● Your objective:
Rewrite each line of the records below as one string in a JSON list, omitting blank lines. Leave the pictures out of the answer.

● Materials provided:
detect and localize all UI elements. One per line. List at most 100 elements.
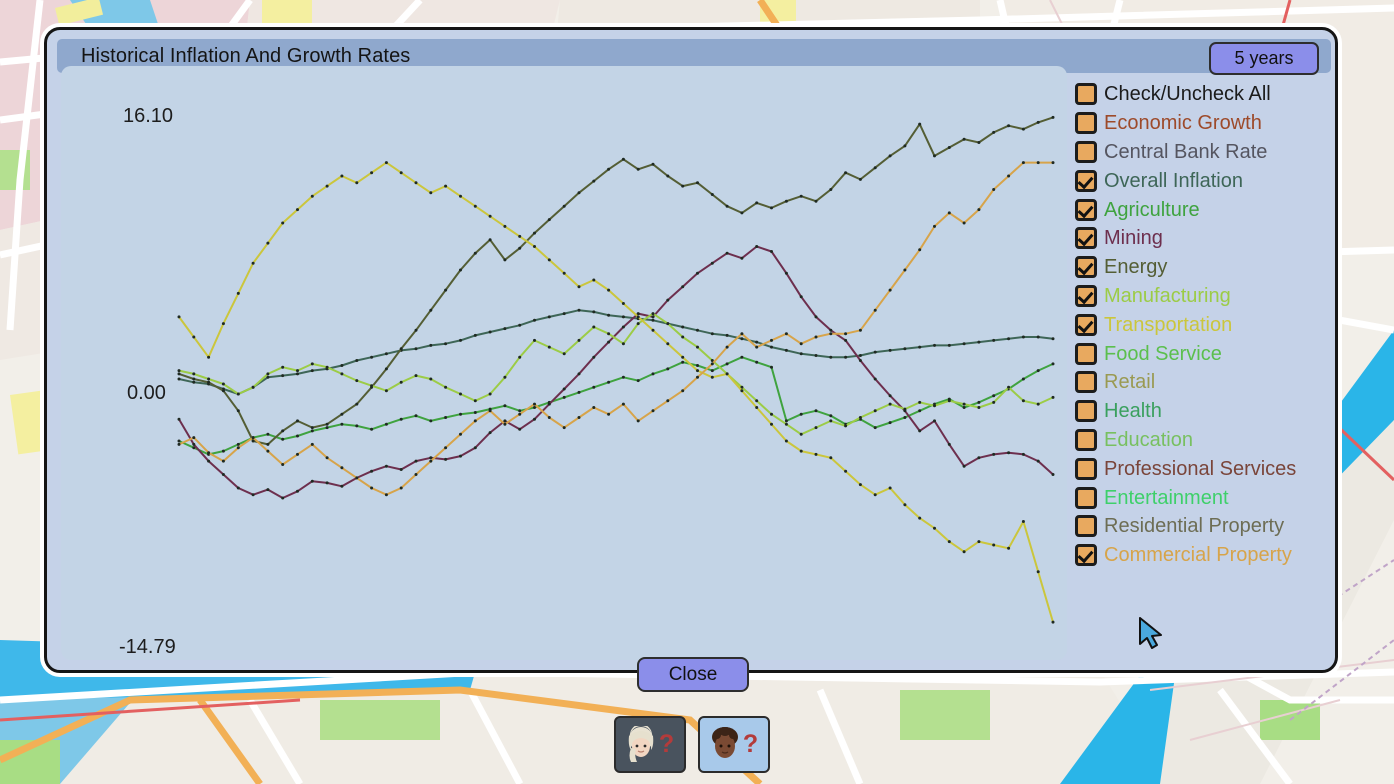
- line-chart-svg: [61, 66, 1067, 660]
- legend-item-education[interactable]: Education: [1075, 426, 1331, 455]
- legend-item-economic-growth[interactable]: Economic Growth: [1075, 109, 1331, 138]
- series-point: [400, 487, 403, 490]
- series-point: [252, 493, 255, 496]
- series-point: [1022, 161, 1025, 164]
- series-point: [637, 419, 640, 422]
- series-point: [607, 381, 610, 384]
- series-point: [1037, 121, 1040, 124]
- checkbox-icon[interactable]: [1075, 487, 1097, 509]
- legend-item-entertainment[interactable]: Entertainment: [1075, 483, 1331, 512]
- legend-item-energy[interactable]: Energy: [1075, 253, 1331, 282]
- series-point: [266, 376, 269, 379]
- series-point: [1052, 621, 1055, 624]
- series-point: [340, 364, 343, 367]
- checkbox-icon[interactable]: [1075, 544, 1097, 566]
- series-point: [607, 341, 610, 344]
- series-point: [696, 369, 699, 372]
- series-point: [1022, 453, 1025, 456]
- legend-item-mining[interactable]: Mining: [1075, 224, 1331, 253]
- checkbox-icon[interactable]: [1075, 515, 1097, 537]
- series-point: [222, 322, 225, 325]
- series-point: [385, 389, 388, 392]
- series-point: [1037, 336, 1040, 339]
- checkbox-icon[interactable]: [1075, 141, 1097, 163]
- series-point: [459, 269, 462, 272]
- legend-item-commercial-property[interactable]: Commercial Property: [1075, 541, 1331, 570]
- series-point: [429, 378, 432, 381]
- series-point: [622, 376, 625, 379]
- series-point: [844, 424, 847, 427]
- series-point: [696, 346, 699, 349]
- series-point: [755, 361, 758, 364]
- series-point: [859, 359, 862, 362]
- series-point: [533, 418, 536, 421]
- series-point: [192, 378, 195, 381]
- legend-item-transportation[interactable]: Transportation: [1075, 310, 1331, 339]
- checkbox-icon[interactable]: [1075, 256, 1097, 278]
- legend-item-professional-services[interactable]: Professional Services: [1075, 454, 1331, 483]
- series-point: [429, 460, 432, 463]
- checkbox-icon[interactable]: [1075, 227, 1097, 249]
- checkbox-icon[interactable]: [1075, 458, 1097, 480]
- series-point: [622, 158, 625, 161]
- series-point: [948, 443, 951, 446]
- series-point: [1052, 161, 1055, 164]
- legend-item-check-uncheck-all[interactable]: Check/Uncheck All: [1075, 80, 1331, 109]
- series-point: [770, 250, 773, 253]
- series-point: [607, 289, 610, 292]
- series-point: [800, 295, 803, 298]
- series-point: [548, 315, 551, 318]
- checkbox-icon[interactable]: [1075, 314, 1097, 336]
- series-point: [489, 215, 492, 218]
- series-point: [296, 369, 299, 372]
- series-point: [474, 334, 477, 337]
- series-point: [503, 225, 506, 228]
- checkbox-icon[interactable]: [1075, 83, 1097, 105]
- legend-item-central-bank-rate[interactable]: Central Bank Rate: [1075, 138, 1331, 167]
- series-point: [829, 329, 832, 332]
- checkbox-icon[interactable]: [1075, 170, 1097, 192]
- checkbox-icon[interactable]: [1075, 112, 1097, 134]
- timespan-button[interactable]: 5 years: [1209, 42, 1319, 75]
- legend-item-agriculture[interactable]: Agriculture: [1075, 195, 1331, 224]
- series-point: [592, 180, 595, 183]
- series-point: [740, 332, 743, 335]
- series-point: [637, 315, 640, 318]
- checkbox-icon[interactable]: [1075, 429, 1097, 451]
- checkbox-icon[interactable]: [1075, 371, 1097, 393]
- checkbox-icon[interactable]: [1075, 199, 1097, 221]
- series-point: [237, 446, 240, 449]
- series-point: [829, 332, 832, 335]
- series-point: [400, 381, 403, 384]
- legend-item-health[interactable]: Health: [1075, 397, 1331, 426]
- legend-item-manufacturing[interactable]: Manufacturing: [1075, 282, 1331, 311]
- series-point: [533, 339, 536, 342]
- series-point: [400, 468, 403, 471]
- series-point: [726, 252, 729, 255]
- series-point: [918, 409, 921, 412]
- series-point: [533, 319, 536, 322]
- series-point: [444, 289, 447, 292]
- legend-item-residential-property[interactable]: Residential Property: [1075, 512, 1331, 541]
- close-button[interactable]: Close: [637, 657, 749, 692]
- series-point: [607, 314, 610, 317]
- character-portrait-2[interactable]: ?: [698, 716, 770, 773]
- legend-item-food-service[interactable]: Food Service: [1075, 339, 1331, 368]
- series-point: [340, 175, 343, 178]
- legend-item-overall-inflation[interactable]: Overall Inflation: [1075, 166, 1331, 195]
- series-point: [326, 366, 329, 369]
- series-point: [889, 154, 892, 157]
- character-portrait-1[interactable]: ?: [614, 716, 686, 773]
- series-point: [948, 146, 951, 149]
- series-point: [1007, 386, 1010, 389]
- series-point: [1022, 399, 1025, 402]
- series-point: [355, 476, 358, 479]
- checkbox-icon[interactable]: [1075, 285, 1097, 307]
- series-point: [622, 403, 625, 406]
- checkbox-icon[interactable]: [1075, 343, 1097, 365]
- legend-item-label: Education: [1104, 430, 1193, 450]
- series-point: [355, 424, 358, 427]
- legend-item-retail[interactable]: Retail: [1075, 368, 1331, 397]
- checkbox-icon[interactable]: [1075, 400, 1097, 422]
- series-point: [844, 171, 847, 174]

● Solution to this problem:
[
  "detect and localize all UI elements. One per line. List at most 100 elements.",
  "- line-chart-svg: [61, 66, 1067, 660]",
  "- legend-item-education[interactable]: Education: [1075, 426, 1331, 455]",
  "- legend-item-economic-growth[interactable]: Economic Growth: [1075, 109, 1331, 138]",
  "- series-point: [400, 487, 403, 490]",
  "- series-point: [252, 493, 255, 496]",
  "- series-point: [1022, 161, 1025, 164]",
  "- series-point: [637, 419, 640, 422]",
  "- series-point: [607, 381, 610, 384]",
  "- series-point: [1037, 121, 1040, 124]",
  "- checkbox-icon[interactable]: [1075, 487, 1097, 509]",
  "- legend-item-entertainment[interactable]: Entertainment: [1075, 483, 1331, 512]",
  "- legend-item-energy[interactable]: Energy: [1075, 253, 1331, 282]",
  "- series-point: [266, 376, 269, 379]",
  "- series-point: [1052, 621, 1055, 624]",
  "- series-point: [340, 364, 343, 367]",
  "- checkbox-icon[interactable]: [1075, 544, 1097, 566]",
  "- series-point: [607, 341, 610, 344]",
  "- series-point: [696, 369, 699, 372]",
  "- series-point: [1022, 453, 1025, 456]",
  "- legend-item-mining[interactable]: Mining: [1075, 224, 1331, 253]",
  "- checkbox-icon[interactable]: [1075, 515, 1097, 537]",
  "- series-point: [222, 322, 225, 325]",
  "- series-point: [385, 389, 388, 392]",
  "- series-point: [1037, 336, 1040, 339]",
  "- checkbox-icon[interactable]: [1075, 141, 1097, 163]",
  "- series-point: [459, 269, 462, 272]",
  "- legend-item-commercial-property[interactable]: Commercial Property: [1075, 541, 1331, 570]",
  "- series-point: [429, 378, 432, 381]",
  "- series-point: [622, 376, 625, 379]",
  "- series-point: [844, 424, 847, 427]",
  "- series-point: [696, 346, 699, 349]",
  "- series-point: [755, 361, 758, 364]",
  "- series-point: [859, 359, 862, 362]",
  "- series-point: [533, 418, 536, 421]",
  "- series-point: [192, 378, 195, 381]",
  "- legend-item-transportation[interactable]: Transportation: [1075, 310, 1331, 339]",
  "- checkbox-icon[interactable]: [1075, 256, 1097, 278]",
  "- legend-item-professional-services[interactable]: Professional Services: [1075, 454, 1331, 483]",
  "- series-point: [429, 460, 432, 463]",
  "- checkbox-icon[interactable]: [1075, 227, 1097, 249]",
  "- checkbox-icon[interactable]: [1075, 458, 1097, 480]",
  "- series-point: [622, 158, 625, 161]",
  "- series-point: [948, 443, 951, 446]",
  "- series-point: [1052, 161, 1055, 164]",
  "- legend-item-check-uncheck-all[interactable]: Check/Uncheck All: [1075, 80, 1331, 109]",
  "- series-point: [770, 250, 773, 253]",
  "- series-point: [607, 289, 610, 292]",
  "- series-point: [800, 295, 803, 298]",
  "- series-point: [548, 315, 551, 318]",
  "- checkbox-icon[interactable]: [1075, 314, 1097, 336]",
  "- series-point: [489, 215, 492, 218]",
  "- series-point: [296, 369, 299, 372]",
  "- series-point: [474, 334, 477, 337]",
  "- series-point: [503, 225, 506, 228]",
  "- checkbox-icon[interactable]: [1075, 83, 1097, 105]",
  "- legend-item-central-bank-rate[interactable]: Central Bank Rate: [1075, 138, 1331, 167]",
  "- series-point: [829, 329, 832, 332]",
  "- checkbox-icon[interactable]: [1075, 170, 1097, 192]",
  "- checkbox-icon[interactable]: [1075, 112, 1097, 134]",
  "- timespan-button[interactable]: 5 years: [1209, 42, 1319, 75]",
  "- legend-item-agriculture[interactable]: Agriculture: [1075, 195, 1331, 224]",
  "- series-point: [592, 180, 595, 183]",
  "- series-point: [740, 332, 743, 335]",
  "- series-point: [637, 315, 640, 318]",
  "- checkbox-icon[interactable]: [1075, 429, 1097, 451]",
  "- checkbox-icon[interactable]: [1075, 371, 1097, 393]",
  "- checkbox-icon[interactable]: [1075, 199, 1097, 221]",
  "- series-point: [237, 446, 240, 449]",
  "- series-point: [829, 332, 832, 335]",
  "- series-point: [400, 381, 403, 384]",
  "- legend-item-health[interactable]: Health: [1075, 397, 1331, 426]",
  "- legend-item-manufacturing[interactable]: Manufacturing: [1075, 282, 1331, 311]",
  "- series-point: [533, 339, 536, 342]",
  "- series-point: [400, 468, 403, 471]",
  "- series-point: [726, 252, 729, 255]",
  "- series-point: [918, 409, 921, 412]",
  "- series-point: [533, 319, 536, 322]",
  "- series-point: [444, 289, 447, 292]",
  "- legend-item-residential-property[interactable]: Residential Property: [1075, 512, 1331, 541]",
  "- close-button[interactable]: Close: [637, 657, 749, 692]",
  "- series-point: [607, 314, 610, 317]",
  "- character-portrait-2[interactable]: ?: [698, 716, 770, 773]",
  "- legend-item-food-service[interactable]: Food Service: [1075, 339, 1331, 368]",
  "- series-point: [340, 175, 343, 178]",
  "- legend-item-overall-inflation[interactable]: Overall Inflation: [1075, 166, 1331, 195]",
  "- series-point: [326, 366, 329, 369]",
  "- series-point: [889, 154, 892, 157]",
  "- character-portrait-1[interactable]: ?: [614, 716, 686, 773]",
  "- series-point: [948, 146, 951, 149]",
  "- series-point: [1007, 386, 1010, 389]",
  "- series-point: [1022, 399, 1025, 402]",
  "- series-point: [355, 476, 358, 479]",
  "- checkbox-icon[interactable]: [1075, 285, 1097, 307]",
  "- series-point: [622, 403, 625, 406]",
  "- checkbox-icon[interactable]: [1075, 343, 1097, 365]",
  "- legend-item-label: Education: [1104, 430, 1193, 450]",
  "- series-point: [355, 424, 358, 427]",
  "- legend-item-retail[interactable]: Retail: [1075, 368, 1331, 397]",
  "- checkbox-icon[interactable]: [1075, 400, 1097, 422]",
  "- series-point: [844, 171, 847, 174]"
]